● **Exercise task 1**
According to the passage on Shoja Azari, which award did the film Land of Dreams win?
● **Exercise task 2**
Continue the biographical passage on Shoja Azari, starting after its final sentence.

● **Passage given**
★ ★ ★

Shoja Azari () is an Iranian-born visual artist and filmmaker based in New York City. He is known for his films and multimedia installations.

Early life and education
Azari was born in Shiraz, Iran. Azari trained as a filmmaker in New York in the 1970s before returning to Iran during the Iranian Revolution in 1979. He then permanently returned to the U.S. In 1997, he first met artist Shirin Neshat when she was assembling a team to create her first video, “Turbulent”. Azari and Neshat became artistic and romantic partners. He is divorced and has one son, Johnny B. Azari, a musician.

Film
Azari is known for films such as Women Without Men (2009), Windows (2006), and K (2002). These were based on three of Franz Kafka's short stories: "The Married Couple", "In the Penal Colony", and "A Fratricide", respectively. He co-directed with Neshat the film Land of Dreams (2021), which won  the Golden Peacock Award at the 52nd International Film Festival of India.

★ ★ ★

● **Record excerpts**
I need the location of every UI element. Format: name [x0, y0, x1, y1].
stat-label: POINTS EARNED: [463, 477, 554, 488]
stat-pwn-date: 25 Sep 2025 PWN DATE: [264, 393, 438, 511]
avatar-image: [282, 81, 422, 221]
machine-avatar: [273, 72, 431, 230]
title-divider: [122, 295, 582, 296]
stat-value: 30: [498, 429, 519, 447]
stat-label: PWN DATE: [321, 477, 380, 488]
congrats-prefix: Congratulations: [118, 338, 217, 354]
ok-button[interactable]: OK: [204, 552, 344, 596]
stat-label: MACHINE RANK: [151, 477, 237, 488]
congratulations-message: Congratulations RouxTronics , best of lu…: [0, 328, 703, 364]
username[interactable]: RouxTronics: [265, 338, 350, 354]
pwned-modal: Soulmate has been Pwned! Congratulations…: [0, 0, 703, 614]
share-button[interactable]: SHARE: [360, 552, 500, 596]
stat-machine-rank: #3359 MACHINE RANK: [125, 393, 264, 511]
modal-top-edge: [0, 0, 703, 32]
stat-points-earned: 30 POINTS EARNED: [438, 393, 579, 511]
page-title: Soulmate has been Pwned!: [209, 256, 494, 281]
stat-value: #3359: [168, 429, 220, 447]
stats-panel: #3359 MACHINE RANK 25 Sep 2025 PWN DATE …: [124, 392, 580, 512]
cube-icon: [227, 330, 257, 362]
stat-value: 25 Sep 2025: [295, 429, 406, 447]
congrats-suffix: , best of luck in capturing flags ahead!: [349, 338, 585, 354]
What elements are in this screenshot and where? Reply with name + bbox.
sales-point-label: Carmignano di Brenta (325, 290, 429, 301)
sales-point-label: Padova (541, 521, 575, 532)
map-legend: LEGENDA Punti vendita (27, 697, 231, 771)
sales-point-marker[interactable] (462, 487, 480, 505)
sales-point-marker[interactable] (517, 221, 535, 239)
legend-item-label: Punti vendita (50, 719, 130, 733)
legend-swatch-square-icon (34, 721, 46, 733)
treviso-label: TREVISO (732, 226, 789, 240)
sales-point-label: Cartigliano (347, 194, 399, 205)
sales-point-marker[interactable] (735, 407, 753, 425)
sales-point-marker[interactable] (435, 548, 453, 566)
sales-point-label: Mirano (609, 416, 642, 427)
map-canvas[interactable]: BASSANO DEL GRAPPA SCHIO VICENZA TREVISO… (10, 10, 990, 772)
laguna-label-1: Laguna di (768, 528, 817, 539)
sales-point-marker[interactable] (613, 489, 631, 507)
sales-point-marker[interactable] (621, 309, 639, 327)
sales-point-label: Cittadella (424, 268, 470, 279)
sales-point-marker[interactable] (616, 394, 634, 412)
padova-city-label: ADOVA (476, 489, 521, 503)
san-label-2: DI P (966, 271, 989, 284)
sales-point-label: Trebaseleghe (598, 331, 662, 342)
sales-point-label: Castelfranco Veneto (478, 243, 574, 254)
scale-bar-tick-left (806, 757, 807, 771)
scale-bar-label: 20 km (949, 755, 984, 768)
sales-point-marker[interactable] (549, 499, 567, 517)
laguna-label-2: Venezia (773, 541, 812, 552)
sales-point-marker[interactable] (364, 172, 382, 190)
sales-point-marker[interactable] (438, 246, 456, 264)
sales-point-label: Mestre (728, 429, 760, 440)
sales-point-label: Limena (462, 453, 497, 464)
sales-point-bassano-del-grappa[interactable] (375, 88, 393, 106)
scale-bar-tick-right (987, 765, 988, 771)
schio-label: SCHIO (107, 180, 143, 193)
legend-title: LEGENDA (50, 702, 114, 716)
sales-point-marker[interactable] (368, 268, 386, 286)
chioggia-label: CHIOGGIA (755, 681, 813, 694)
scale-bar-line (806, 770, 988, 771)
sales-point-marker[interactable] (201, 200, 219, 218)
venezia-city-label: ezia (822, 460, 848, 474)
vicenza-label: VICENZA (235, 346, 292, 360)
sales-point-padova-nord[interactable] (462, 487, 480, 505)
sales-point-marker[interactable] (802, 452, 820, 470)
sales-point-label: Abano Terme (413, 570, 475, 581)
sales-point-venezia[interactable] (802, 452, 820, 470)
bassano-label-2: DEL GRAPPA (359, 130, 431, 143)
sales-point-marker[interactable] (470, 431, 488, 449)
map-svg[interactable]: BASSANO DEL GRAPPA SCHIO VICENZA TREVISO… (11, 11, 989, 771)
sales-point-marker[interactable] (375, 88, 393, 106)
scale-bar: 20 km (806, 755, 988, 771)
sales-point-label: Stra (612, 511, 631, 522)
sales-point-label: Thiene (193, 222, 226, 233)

★ ★ ★

● **Written answer 1**
The Golden Peacock Award at the 52nd International Film Festival of India.

● **Written answer 2**
Multimedia installations and art
According to Carol Kino of The New York Times, Azari's "multimedia installations have been increasingly showcased in galleries and museums around the world." His first solo exhibition in New York occurred in 2010 at the Leila Taghinia-Milani Heller Gallery. His video installation work, Idyllic Life (2012), was part of the exhibition In the Fields of Empty Days: The Intersection of Past and Present in Iranian Art (2018) at the Los Angeles County Museum of Art.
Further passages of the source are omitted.